# TASK STATEMENT
Change "particle" to "body" everywhere it appears in the material below, and give the lines again with nothing else altered.

[Dataset rows]

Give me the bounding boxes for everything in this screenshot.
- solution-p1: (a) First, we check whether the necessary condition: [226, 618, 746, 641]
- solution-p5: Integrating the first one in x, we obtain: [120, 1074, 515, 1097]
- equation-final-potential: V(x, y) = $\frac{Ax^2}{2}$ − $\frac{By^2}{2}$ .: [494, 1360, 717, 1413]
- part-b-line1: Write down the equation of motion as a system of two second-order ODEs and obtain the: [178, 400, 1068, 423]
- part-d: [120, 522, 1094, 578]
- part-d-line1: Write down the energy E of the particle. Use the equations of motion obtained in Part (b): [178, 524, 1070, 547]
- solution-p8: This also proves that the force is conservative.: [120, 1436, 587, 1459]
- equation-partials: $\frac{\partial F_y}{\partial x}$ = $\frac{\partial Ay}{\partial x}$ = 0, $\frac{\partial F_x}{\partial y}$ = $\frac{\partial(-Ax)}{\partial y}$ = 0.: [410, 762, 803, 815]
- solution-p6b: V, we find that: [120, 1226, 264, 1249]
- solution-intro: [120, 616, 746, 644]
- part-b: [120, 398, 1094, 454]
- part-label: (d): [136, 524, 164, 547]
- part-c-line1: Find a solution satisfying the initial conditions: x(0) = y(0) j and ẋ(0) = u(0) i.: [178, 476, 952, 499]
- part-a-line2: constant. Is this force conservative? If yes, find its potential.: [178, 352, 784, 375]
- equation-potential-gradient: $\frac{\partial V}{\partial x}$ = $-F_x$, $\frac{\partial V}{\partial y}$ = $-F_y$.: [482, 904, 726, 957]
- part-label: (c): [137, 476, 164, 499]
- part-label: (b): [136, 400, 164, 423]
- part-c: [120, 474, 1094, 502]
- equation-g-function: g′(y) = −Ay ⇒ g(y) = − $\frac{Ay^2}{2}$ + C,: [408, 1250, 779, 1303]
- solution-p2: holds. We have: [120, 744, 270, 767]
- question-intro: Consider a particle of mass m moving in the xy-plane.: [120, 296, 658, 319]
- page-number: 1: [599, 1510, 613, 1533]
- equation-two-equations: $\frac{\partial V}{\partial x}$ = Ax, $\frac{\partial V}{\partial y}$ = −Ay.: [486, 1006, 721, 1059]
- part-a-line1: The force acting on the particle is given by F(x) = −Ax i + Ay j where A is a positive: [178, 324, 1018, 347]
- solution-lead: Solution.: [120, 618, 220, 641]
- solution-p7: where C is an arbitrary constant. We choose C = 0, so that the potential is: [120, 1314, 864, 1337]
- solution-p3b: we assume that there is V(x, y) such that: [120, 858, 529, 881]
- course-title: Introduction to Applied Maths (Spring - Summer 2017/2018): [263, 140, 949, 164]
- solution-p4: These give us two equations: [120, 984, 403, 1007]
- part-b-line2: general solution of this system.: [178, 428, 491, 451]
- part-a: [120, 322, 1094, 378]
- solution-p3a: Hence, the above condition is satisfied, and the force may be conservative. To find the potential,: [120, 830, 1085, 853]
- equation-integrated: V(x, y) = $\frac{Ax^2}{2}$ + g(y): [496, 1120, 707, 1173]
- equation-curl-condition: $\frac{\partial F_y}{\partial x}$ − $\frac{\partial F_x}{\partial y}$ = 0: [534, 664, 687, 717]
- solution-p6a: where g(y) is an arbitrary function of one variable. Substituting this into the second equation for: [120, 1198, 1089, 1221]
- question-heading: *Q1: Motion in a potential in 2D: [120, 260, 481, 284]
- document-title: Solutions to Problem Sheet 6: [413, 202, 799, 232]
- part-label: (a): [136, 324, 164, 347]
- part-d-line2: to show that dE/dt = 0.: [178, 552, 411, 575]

# WRITTEN RESPONSE
Give me the bounding boxes for everything in this screenshot.
- solution-p1: (a) First, we check whether the necessary condition: [226, 618, 746, 641]
- solution-p5: Integrating the first one in x, we obtain: [120, 1074, 515, 1097]
- equation-final-potential: V(x, y) = $\frac{Ax^2}{2}$ − $\frac{By^2}{2}$ .: [494, 1360, 717, 1413]
- part-b-line1: Write down the equation of motion as a system of two second-order ODEs and obtain the: [178, 400, 1068, 423]
- part-d: [120, 522, 1094, 578]
- part-d-line1: Write down the energy E of the body. Use the equations of motion obtained in Part (b): [178, 524, 1070, 547]
- solution-p8: This also proves that the force is conservative.: [120, 1436, 587, 1459]
- equation-partials: $\frac{\partial F_y}{\partial x}$ = $\frac{\partial Ay}{\partial x}$ = 0, $\frac{\partial F_x}{\partial y}$ = $\frac{\partial(-Ax)}{\partial y}$ = 0.: [410, 762, 803, 815]
- solution-p6b: V, we find that: [120, 1226, 264, 1249]
- solution-intro: [120, 616, 746, 644]
- part-b: [120, 398, 1094, 454]
- part-label: (d): [136, 524, 164, 547]
- part-c-line1: Find a solution satisfying the initial conditions: x(0) = y(0) j and ẋ(0) = u(0) i.: [178, 476, 952, 499]
- part-a-line2: constant. Is this force conservative? If yes, find its potential.: [178, 352, 784, 375]
- equation-potential-gradient: $\frac{\partial V}{\partial x}$ = $-F_x$, $\frac{\partial V}{\partial y}$ = $-F_y$.: [482, 904, 726, 957]
- part-label: (c): [137, 476, 164, 499]
- part-label: (b): [136, 400, 164, 423]
- part-c: [120, 474, 1094, 502]
- equation-g-function: g′(y) = −Ay ⇒ g(y) = − $\frac{Ay^2}{2}$ + C,: [408, 1250, 779, 1303]
- solution-p2: holds. We have: [120, 744, 270, 767]
- question-intro: Consider a body of mass m moving in the xy-plane.: [120, 296, 658, 319]
- page-number: 1: [599, 1510, 613, 1533]
- equation-two-equations: $\frac{\partial V}{\partial x}$ = Ax, $\frac{\partial V}{\partial y}$ = −Ay.: [486, 1006, 721, 1059]
- part-a-line1: The force acting on the body is given by F(x) = −Ax i + Ay j where A is a positive: [178, 324, 1018, 347]
- solution-lead: Solution.: [120, 618, 220, 641]
- solution-p7: where C is an arbitrary constant. We choose C = 0, so that the potential is: [120, 1314, 864, 1337]
- solution-p3b: we assume that there is V(x, y) such that: [120, 858, 529, 881]
- course-title: Introduction to Applied Maths (Spring - Summer 2017/2018): [263, 140, 949, 164]
- solution-p4: These give us two equations: [120, 984, 403, 1007]
- part-b-line2: general solution of this system.: [178, 428, 491, 451]
- part-a: [120, 322, 1094, 378]
- solution-p3a: Hence, the above condition is satisfied, and the force may be conservative. To find the potential,: [120, 830, 1085, 853]
- equation-integrated: V(x, y) = $\frac{Ax^2}{2}$ + g(y): [496, 1120, 707, 1173]
- equation-curl-condition: $\frac{\partial F_y}{\partial x}$ − $\frac{\partial F_x}{\partial y}$ = 0: [534, 664, 687, 717]
- solution-p6a: where g(y) is an arbitrary function of one variable. Substituting this into the second equation for: [120, 1198, 1089, 1221]
- question-heading: *Q1: Motion in a potential in 2D: [120, 260, 481, 284]
- document-title: Solutions to Problem Sheet 6: [413, 202, 799, 232]
- part-label: (a): [136, 324, 164, 347]
- part-d-line2: to show that dE/dt = 0.: [178, 552, 411, 575]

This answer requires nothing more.